▸ EXERCISE INSTRUCTIONS
Transcribe, without any alteration, the part of the listing that begins at its first line and ends with the line containing "x-tick-label: Feb 7 xyxy=(268,374,297,386)", including both of these lines.

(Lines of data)
......

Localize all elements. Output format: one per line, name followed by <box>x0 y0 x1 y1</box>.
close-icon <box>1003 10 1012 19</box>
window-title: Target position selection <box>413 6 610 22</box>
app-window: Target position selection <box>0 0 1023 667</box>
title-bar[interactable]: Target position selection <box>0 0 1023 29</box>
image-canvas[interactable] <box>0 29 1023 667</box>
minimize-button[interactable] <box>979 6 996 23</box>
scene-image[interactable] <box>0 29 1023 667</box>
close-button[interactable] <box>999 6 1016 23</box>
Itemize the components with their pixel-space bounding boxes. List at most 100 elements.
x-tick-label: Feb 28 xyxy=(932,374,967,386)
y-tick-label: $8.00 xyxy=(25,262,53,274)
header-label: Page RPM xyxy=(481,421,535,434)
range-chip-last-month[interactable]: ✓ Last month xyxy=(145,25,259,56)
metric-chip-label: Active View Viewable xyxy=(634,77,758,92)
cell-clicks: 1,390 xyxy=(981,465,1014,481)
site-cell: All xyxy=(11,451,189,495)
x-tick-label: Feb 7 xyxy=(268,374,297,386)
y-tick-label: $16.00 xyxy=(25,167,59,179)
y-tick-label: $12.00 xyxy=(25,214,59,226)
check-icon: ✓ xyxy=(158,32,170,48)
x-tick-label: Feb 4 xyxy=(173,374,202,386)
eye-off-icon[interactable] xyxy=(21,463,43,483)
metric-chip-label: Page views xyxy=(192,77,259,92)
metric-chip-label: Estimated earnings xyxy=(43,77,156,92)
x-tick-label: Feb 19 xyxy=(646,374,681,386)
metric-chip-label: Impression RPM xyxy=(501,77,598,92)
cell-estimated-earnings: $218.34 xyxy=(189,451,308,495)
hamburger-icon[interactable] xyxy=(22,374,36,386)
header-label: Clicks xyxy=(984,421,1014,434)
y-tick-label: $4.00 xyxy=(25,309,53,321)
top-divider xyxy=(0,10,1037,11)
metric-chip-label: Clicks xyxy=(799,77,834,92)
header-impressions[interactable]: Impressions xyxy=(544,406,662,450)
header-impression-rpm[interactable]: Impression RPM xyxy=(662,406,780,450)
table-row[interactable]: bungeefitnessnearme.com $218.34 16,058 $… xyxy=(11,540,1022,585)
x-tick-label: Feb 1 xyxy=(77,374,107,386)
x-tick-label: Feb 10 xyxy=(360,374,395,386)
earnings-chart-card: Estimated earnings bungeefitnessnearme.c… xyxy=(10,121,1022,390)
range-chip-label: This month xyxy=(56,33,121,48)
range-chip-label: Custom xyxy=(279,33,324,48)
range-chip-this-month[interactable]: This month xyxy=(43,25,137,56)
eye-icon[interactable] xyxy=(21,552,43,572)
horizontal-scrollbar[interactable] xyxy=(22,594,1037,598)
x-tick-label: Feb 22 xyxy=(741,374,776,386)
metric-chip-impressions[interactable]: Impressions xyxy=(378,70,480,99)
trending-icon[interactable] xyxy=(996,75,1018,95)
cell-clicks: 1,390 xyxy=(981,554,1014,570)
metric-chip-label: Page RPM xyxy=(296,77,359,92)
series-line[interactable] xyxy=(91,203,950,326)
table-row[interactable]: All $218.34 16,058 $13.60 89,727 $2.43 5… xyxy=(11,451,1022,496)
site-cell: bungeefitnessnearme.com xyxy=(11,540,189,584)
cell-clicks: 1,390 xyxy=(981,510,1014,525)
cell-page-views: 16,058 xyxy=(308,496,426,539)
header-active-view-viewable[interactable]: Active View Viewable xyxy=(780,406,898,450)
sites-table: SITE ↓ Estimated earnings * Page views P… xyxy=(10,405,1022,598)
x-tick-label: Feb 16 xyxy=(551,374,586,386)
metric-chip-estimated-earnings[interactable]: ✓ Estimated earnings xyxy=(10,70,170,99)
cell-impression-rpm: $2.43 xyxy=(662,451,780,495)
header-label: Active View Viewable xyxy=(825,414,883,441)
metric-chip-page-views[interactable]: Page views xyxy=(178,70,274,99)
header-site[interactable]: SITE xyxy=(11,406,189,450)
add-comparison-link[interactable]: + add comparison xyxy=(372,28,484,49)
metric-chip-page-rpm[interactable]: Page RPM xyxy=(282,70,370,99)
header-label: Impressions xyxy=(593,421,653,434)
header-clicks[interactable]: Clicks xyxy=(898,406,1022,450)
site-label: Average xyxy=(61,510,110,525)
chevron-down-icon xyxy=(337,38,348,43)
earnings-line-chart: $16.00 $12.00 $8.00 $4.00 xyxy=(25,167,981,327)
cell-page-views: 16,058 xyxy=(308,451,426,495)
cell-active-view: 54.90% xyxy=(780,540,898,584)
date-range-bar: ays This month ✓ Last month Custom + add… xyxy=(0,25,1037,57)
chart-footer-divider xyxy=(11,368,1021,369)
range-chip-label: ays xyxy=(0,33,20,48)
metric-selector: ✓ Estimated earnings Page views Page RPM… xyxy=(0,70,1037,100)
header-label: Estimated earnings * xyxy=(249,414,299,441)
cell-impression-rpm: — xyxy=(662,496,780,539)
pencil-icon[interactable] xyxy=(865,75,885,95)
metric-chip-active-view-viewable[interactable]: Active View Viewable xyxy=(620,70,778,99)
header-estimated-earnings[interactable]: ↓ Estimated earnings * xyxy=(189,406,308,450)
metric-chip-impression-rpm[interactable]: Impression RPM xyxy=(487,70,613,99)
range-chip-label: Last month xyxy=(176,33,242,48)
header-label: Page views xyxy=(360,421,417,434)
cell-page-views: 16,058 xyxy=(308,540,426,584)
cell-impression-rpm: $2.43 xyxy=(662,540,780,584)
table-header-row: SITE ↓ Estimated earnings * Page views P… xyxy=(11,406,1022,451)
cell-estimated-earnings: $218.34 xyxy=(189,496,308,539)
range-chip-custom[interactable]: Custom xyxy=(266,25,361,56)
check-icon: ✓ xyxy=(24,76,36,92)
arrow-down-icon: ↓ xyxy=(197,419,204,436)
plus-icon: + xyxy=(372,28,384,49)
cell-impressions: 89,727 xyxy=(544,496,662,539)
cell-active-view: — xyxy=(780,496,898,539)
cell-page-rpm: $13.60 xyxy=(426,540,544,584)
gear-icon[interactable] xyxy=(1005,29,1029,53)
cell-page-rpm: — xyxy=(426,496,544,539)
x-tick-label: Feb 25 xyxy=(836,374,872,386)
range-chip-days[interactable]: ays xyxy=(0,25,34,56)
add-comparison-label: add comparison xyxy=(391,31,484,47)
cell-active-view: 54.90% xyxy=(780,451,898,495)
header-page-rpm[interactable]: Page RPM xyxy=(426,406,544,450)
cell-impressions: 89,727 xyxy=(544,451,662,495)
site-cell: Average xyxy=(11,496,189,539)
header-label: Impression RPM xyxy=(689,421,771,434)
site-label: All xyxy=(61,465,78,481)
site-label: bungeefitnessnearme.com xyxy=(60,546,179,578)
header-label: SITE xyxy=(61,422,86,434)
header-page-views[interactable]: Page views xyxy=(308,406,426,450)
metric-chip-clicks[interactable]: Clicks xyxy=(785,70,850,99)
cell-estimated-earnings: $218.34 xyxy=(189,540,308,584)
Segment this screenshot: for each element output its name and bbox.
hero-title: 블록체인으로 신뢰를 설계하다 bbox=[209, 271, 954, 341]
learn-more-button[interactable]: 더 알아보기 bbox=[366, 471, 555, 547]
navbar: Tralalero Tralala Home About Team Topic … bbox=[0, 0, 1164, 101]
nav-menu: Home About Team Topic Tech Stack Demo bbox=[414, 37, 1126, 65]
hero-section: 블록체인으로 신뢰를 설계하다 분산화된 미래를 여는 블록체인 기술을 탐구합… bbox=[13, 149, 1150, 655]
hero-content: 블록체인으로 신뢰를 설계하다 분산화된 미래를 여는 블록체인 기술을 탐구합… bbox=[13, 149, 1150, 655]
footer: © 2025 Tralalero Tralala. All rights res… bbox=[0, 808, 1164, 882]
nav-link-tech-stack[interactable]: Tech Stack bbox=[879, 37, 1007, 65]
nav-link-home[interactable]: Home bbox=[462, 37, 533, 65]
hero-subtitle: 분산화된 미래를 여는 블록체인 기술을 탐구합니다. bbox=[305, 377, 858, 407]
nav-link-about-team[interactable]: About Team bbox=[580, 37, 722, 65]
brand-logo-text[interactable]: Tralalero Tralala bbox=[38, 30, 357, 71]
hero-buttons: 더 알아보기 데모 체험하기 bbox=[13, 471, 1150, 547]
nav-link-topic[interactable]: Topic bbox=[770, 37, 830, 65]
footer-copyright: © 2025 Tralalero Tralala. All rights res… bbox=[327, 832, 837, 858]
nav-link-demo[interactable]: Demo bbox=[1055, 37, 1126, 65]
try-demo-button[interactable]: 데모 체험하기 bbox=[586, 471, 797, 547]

......

▸ RIGHT ANSWER
Localize all elements. Output format: one per line, name followed by <box>x0 y0 x1 y1</box>.
close-icon <box>1003 10 1012 19</box>
window-title: Target position selection <box>413 6 610 22</box>
app-window: Target position selection <box>0 0 1023 667</box>
title-bar[interactable]: Target position selection <box>0 0 1023 29</box>
image-canvas[interactable] <box>0 29 1023 667</box>
minimize-button[interactable] <box>979 6 996 23</box>
scene-image[interactable] <box>0 29 1023 667</box>
close-button[interactable] <box>999 6 1016 23</box>
Itemize the components with their pixel-space bounding boxes. List at most 100 elements.
x-tick-label: Feb 28 xyxy=(932,374,967,386)
y-tick-label: $8.00 xyxy=(25,262,53,274)
header-label: Page RPM xyxy=(481,421,535,434)
range-chip-last-month[interactable]: ✓ Last month xyxy=(145,25,259,56)
metric-chip-label: Active View Viewable xyxy=(634,77,758,92)
cell-clicks: 1,390 xyxy=(981,465,1014,481)
site-cell: All xyxy=(11,451,189,495)
x-tick-label: Feb 7 xyxy=(268,374,297,386)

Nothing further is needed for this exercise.